-- start of Source material --
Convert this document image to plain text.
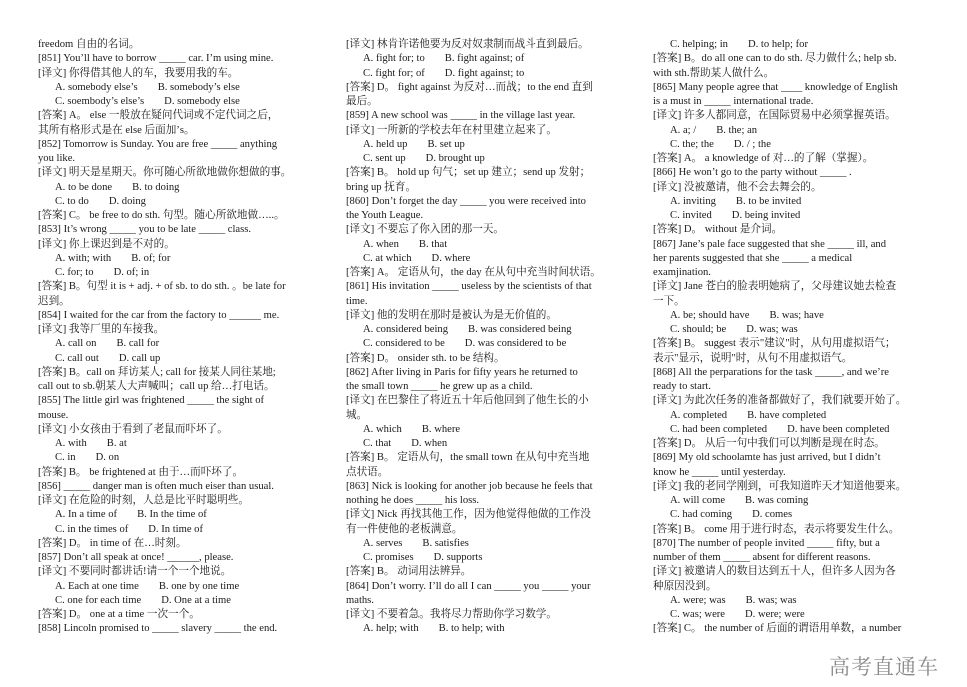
freedom 自由的名词。
[851] You’ll have to borrow _____ car. I’m using mine.
[译文] 你得借其他人的车，我要用我的车。
A. somebody else’s B. somebody’s else
C. soembody’s else’s D. somebody else
[答案] A。 else 一般放在疑问代词或不定代词之后，
其所有格形式是在 else 后面加’s。
[852] Tomorrow is Sunday. You are free _____ anything
you like.
[译文] 明天是星期天。你可随心所欲地做你想做的事。
A. to be done B. to doing
C. to do D. doing
[答案] C。 be free to do sth. 句型。随心所欲地做…..。
[853] It’s wrong _____ you to be late _____ class.
[译文] 你上课迟到是不对的。
A. with; with B. of; for
C. for; to D. of; in
[答案] B。句型 it is + adj. + of sb. to do sth. 。be late for
迟到。
[854] I waited for the car from the factory to ______ me.
[译文] 我等厂里的车接我。
A. call on B. call for
C. call out D. call up
[答案] B。call on 拜访某人; call for 接某人同往某地;
call out to sb.朝某人大声喊叫；call up 给…打电话。
[855] The little girl was frightened _____ the sight of
mouse.
[译文] 小女孩由于看到了老鼠而吓坏了。
A. with B. at
C. in D. on
[答案] B。 be frightened at 由于…而吓坏了。
[856] _____ danger man is often much eiser than usual.
[译文] 在危险的时刻，人总是比平时聪明些。
A. In a time of B. In the time of
C. in the times of D. In time of
[答案] D。 in time of 在…时刻。
[857] Don’t all speak at once! ______, please.
[译文] 不要同时都讲话!请一个一个地说。
A. Each at one time B. one by one time
C. one for each time D. One at a time
[答案] D。 one at a time 一次一个。
[858] Lincoln promised to _____ slavery _____ the end.
[译文] 林肯许诺他要为反对奴隶制而战斗直到最后。
A. fight for; to B. fight against; of
C. fight for; of D. fight against; to
[答案] D。 fight against 为反对…而战；to the end 直到
最后。
[859] A new school was _____ in the village last year.
[译文] 一所新的学校去年在村里建立起来了。
A. held up B. set up
C. sent up D. brought up
[答案] B。 hold up 句气；set up 建立；send up 发射；
bring up 抚育。
[860] Don’t forget the day _____ you were received into
the Youth League.
[译文] 不要忘了你入团的那一天。
A. when B. that
C. at which D. where
[答案] A。 定语从句，the day 在从句中充当时间状语。
[861] His invitation _____ useless by the scientists of that
time.
[译文] 他的发明在那时是被认为是无价值的。
A. considered being B. was considered being
C. considered to be D. was considered to be
[答案] D。 onsider sth. to be 结构。
[862] After living in Paris for fifty years he returned to
the small town _____ he grew up as a child.
[译文] 在巴黎住了将近五十年后他回到了他生长的小
城。
A. which B. where
C. that D. when
[答案] B。 定语从句，the small town 在从句中充当地
点状语。
[863] Nick is looking for another job because he feels that
nothing he does _____ his loss.
[译文] Nick 再找其他工作，因为他觉得他做的工作没
有一件使他的老板满意。
A. serves B. satisfies
C. promises D. supports
[答案] B。 动词用法辨异。
[864] Don’t worry. I’ll do all I can _____ you _____ your
maths.
[译文] 不要着急。我将尽力帮助你学习数学。
A. help; with B. to help; with
C. helping; in D. to help; for
[答案] B。do all one can to do sth. 尽力做什么; help sb.
with sth.帮助某人做什么。
[865] Many people agree that ____ knowledge of English
is a must in _____ international trade.
[译文] 许多人都同意，在国际贸易中必须掌握英语。
A. a; / B. the; an
C. the; the D. / ; the
[答案] A。 a knowledge of 对…的了解（掌握）。
[866] He won’t go to the party without _____ .
[译文] 没被邀请，他不会去舞会的。
A. inviting B. to be invited
C. invited D. being invited
[答案] D。 without 是介词。
[867] Jane’s pale face suggested that she _____ ill, and
her parents suggested that she _____ a medical
examjination.
[译文] Jane 苍白的脸表明她病了，父母建议她去检查
一下。
A. be; should have B. was; have
C. should; be D. was; was
[答案] B。 suggest 表示"建议"时，从句用虚拟语气；
表示"显示，说明"时，从句不用虚拟语气。
[868] All the perparations for the task _____, and we’re
ready to start.
[译文] 为此次任务的准备都做好了，我们就要开始了。
A. completed B. have completed
C. had been completed D. have been completed
[答案] D。 从后一句中我们可以判断是现在时态。
[869] My old schoolamte has just arrived, but I didn’t
know he _____ until yesterday.
[译文] 我的老同学刚到，可我知道昨天才知道他要来。
A. will come B. was coming
C. had coming D. comes
[答案] B。 come 用于进行时态，表示将要发生什么。
[870] The number of people invited _____ fifty, but a
number of them _____ absent for different reasons.
[译文] 被邀请人的数目达到五十人，但许多人因为各
种原因没到。
A. were; was B. was; was
C. was; were D. were; were
[答案] C。 the number of 后面的谓语用单数，a number
高考直通车
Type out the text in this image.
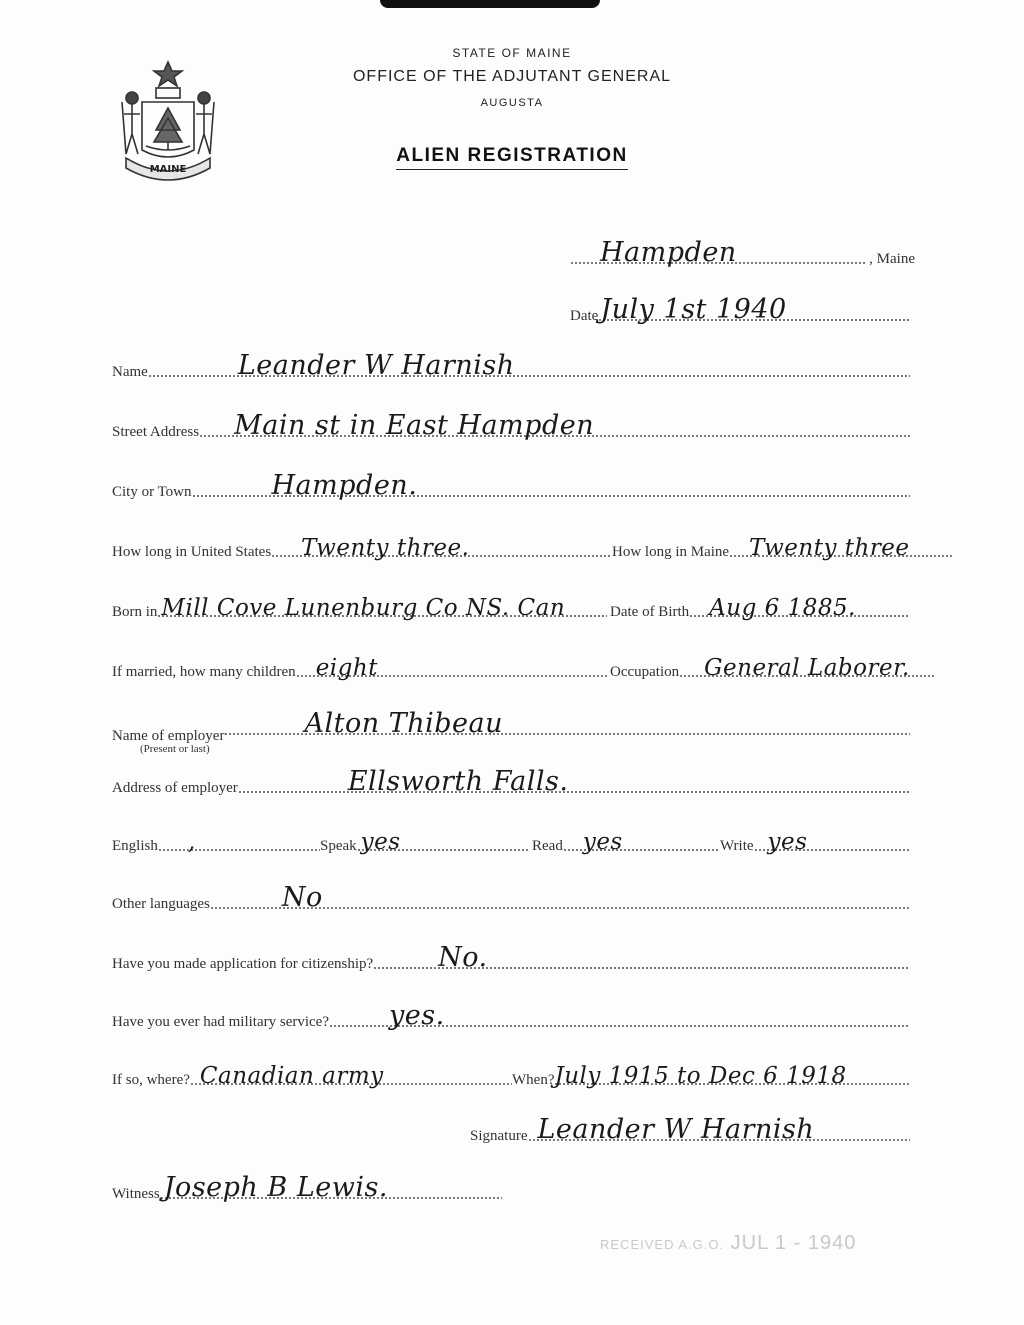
MAINE
STATE OF MAINE
OFFICE OF THE ADJUTANT GENERAL
AUGUSTA
ALIEN REGISTRATION
Hampden	, Maine
Date July 1st 1940
Name	Leander W Harnish
Street Address Main st in East Hampden
City or Town	Hampden.
How long in United States Twenty three.	How long in Maine Twenty three
Born in Mill Cove Lunenburg Co NS. Can	Date of Birth Aug 6 1885.
If married, how many children eight	Occupation General Laborer.
Name of employer
(Present or last)
Alton Thibeau
Address of employer	Ellsworth Falls.
English ,	Speak yes	Read yes	Write yes
Other languages	No
Have you made application for citizenship? No.
Have you ever had military service? yes.
If so, where? Canadian army	When? July 1915 to Dec 6 1918
Signature Leander W Harnish
Witness Joseph B Lewis.
RECEIVED A.G.O. JUL 1 - 1940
-- end of Source material --
What the exercise asks: Transcribe all the records above word for word, without their images.

Result for this task:
Convert this document image to plain text.
freedom 自由的名词。
[851] You’ll have to borrow _____ car. I’m using mine.
[译文] 你得借其他人的车，我要用我的车。
A. somebody else’s B. somebody’s else
C. soembody’s else’s D. somebody else
[答案] A。 else 一般放在疑问代词或不定代词之后，
其所有格形式是在 else 后面加’s。
[852] Tomorrow is Sunday. You are free _____ anything
you like.
[译文] 明天是星期天。你可随心所欲地做你想做的事。
A. to be done B. to doing
C. to do D. doing
[答案] C。 be free to do sth. 句型。随心所欲地做…..。
[853] It’s wrong _____ you to be late _____ class.
[译文] 你上课迟到是不对的。
A. with; with B. of; for
C. for; to D. of; in
[答案] B。句型 it is + adj. + of sb. to do sth. 。be late for
迟到。
[854] I waited for the car from the factory to ______ me.
[译文] 我等厂里的车接我。
A. call on B. call for
C. call out D. call up
[答案] B。call on 拜访某人; call for 接某人同往某地;
call out to sb.朝某人大声喊叫；call up 给…打电话。
[855] The little girl was frightened _____ the sight of
mouse.
[译文] 小女孩由于看到了老鼠而吓坏了。
A. with B. at
C. in D. on
[答案] B。 be frightened at 由于…而吓坏了。
[856] _____ danger man is often much eiser than usual.
[译文] 在危险的时刻，人总是比平时聪明些。
A. In a time of B. In the time of
C. in the times of D. In time of
[答案] D。 in time of 在…时刻。
[857] Don’t all speak at once! ______, please.
[译文] 不要同时都讲话!请一个一个地说。
A. Each at one time B. one by one time
C. one for each time D. One at a time
[答案] D。 one at a time 一次一个。
[858] Lincoln promised to _____ slavery _____ the end.
[译文] 林肯许诺他要为反对奴隶制而战斗直到最后。
A. fight for; to B. fight against; of
C. fight for; of D. fight against; to
[答案] D。 fight against 为反对…而战；to the end 直到
最后。
[859] A new school was _____ in the village last year.
[译文] 一所新的学校去年在村里建立起来了。
A. held up B. set up
C. sent up D. brought up
[答案] B。 hold up 句气；set up 建立；send up 发射；
bring up 抚育。
[860] Don’t forget the day _____ you were received into
the Youth League.
[译文] 不要忘了你入团的那一天。
A. when B. that
C. at which D. where
[答案] A。 定语从句，the day 在从句中充当时间状语。
[861] His invitation _____ useless by the scientists of that
time.
[译文] 他的发明在那时是被认为是无价值的。
A. considered being B. was considered being
C. considered to be D. was considered to be
[答案] D。 onsider sth. to be 结构。
[862] After living in Paris for fifty years he returned to
the small town _____ he grew up as a child.
[译文] 在巴黎住了将近五十年后他回到了他生长的小
城。
A. which B. where
C. that D. when
[答案] B。 定语从句，the small town 在从句中充当地
点状语。
[863] Nick is looking for another job because he feels that
nothing he does _____ his loss.
[译文] Nick 再找其他工作，因为他觉得他做的工作没
有一件使他的老板满意。
A. serves B. satisfies
C. promises D. supports
[答案] B。 动词用法辨异。
[864] Don’t worry. I’ll do all I can _____ you _____ your
maths.
[译文] 不要着急。我将尽力帮助你学习数学。
A. help; with B. to help; with
C. helping; in D. to help; for
[答案] B。do all one can to do sth. 尽力做什么; help sb.
with sth.帮助某人做什么。
[865] Many people agree that ____ knowledge of English
is a must in _____ international trade.
[译文] 许多人都同意，在国际贸易中必须掌握英语。
A. a; / B. the; an
C. the; the D. / ; the
[答案] A。 a knowledge of 对…的了解（掌握）。
[866] He won’t go to the party without _____ .
[译文] 没被邀请，他不会去舞会的。
A. inviting B. to be invited
C. invited D. being invited
[答案] D。 without 是介词。
[867] Jane’s pale face suggested that she _____ ill, and
her parents suggested that she _____ a medical
examjination.
[译文] Jane 苍白的脸表明她病了，父母建议她去检查
一下。
A. be; should have B. was; have
C. should; be D. was; was
[答案] B。 suggest 表示"建议"时，从句用虚拟语气；
表示"显示，说明"时，从句不用虚拟语气。
[868] All the perparations for the task _____, and we’re
ready to start.
[译文] 为此次任务的准备都做好了，我们就要开始了。
A. completed B. have completed
C. had been completed D. have been completed
[答案] D。 从后一句中我们可以判断是现在时态。
[869] My old schoolamte has just arrived, but I didn’t
know he _____ until yesterday.
[译文] 我的老同学刚到，可我知道昨天才知道他要来。
A. will come B. was coming
C. had coming D. comes
[答案] B。 come 用于进行时态，表示将要发生什么。
[870] The number of people invited _____ fifty, but a
number of them _____ absent for different reasons.
[译文] 被邀请人的数目达到五十人，但许多人因为各
种原因没到。
A. were; was B. was; was
C. was; were D. were; were
[答案] C。 the number of 后面的谓语用单数，a number
高考直通车
Type out the text in this image.
MAINE
STATE OF MAINE
OFFICE OF THE ADJUTANT GENERAL
AUGUSTA
ALIEN REGISTRATION
Hampden	, Maine
Date July 1st 1940
Name	Leander W Harnish
Street Address Main st in East Hampden
City or Town	Hampden.
How long in United States Twenty three.	How long in Maine Twenty three
Born in Mill Cove Lunenburg Co NS. Can	Date of Birth Aug 6 1885.
If married, how many children eight	Occupation General Laborer.
Name of employer
(Present or last)
Alton Thibeau
Address of employer	Ellsworth Falls.
English ,	Speak yes	Read yes	Write yes
Other languages	No
Have you made application for citizenship? No.
Have you ever had military service? yes.
If so, where? Canadian army	When? July 1915 to Dec 6 1918
Signature Leander W Harnish
Witness Joseph B Lewis.
RECEIVED A.G.O. JUL 1 - 1940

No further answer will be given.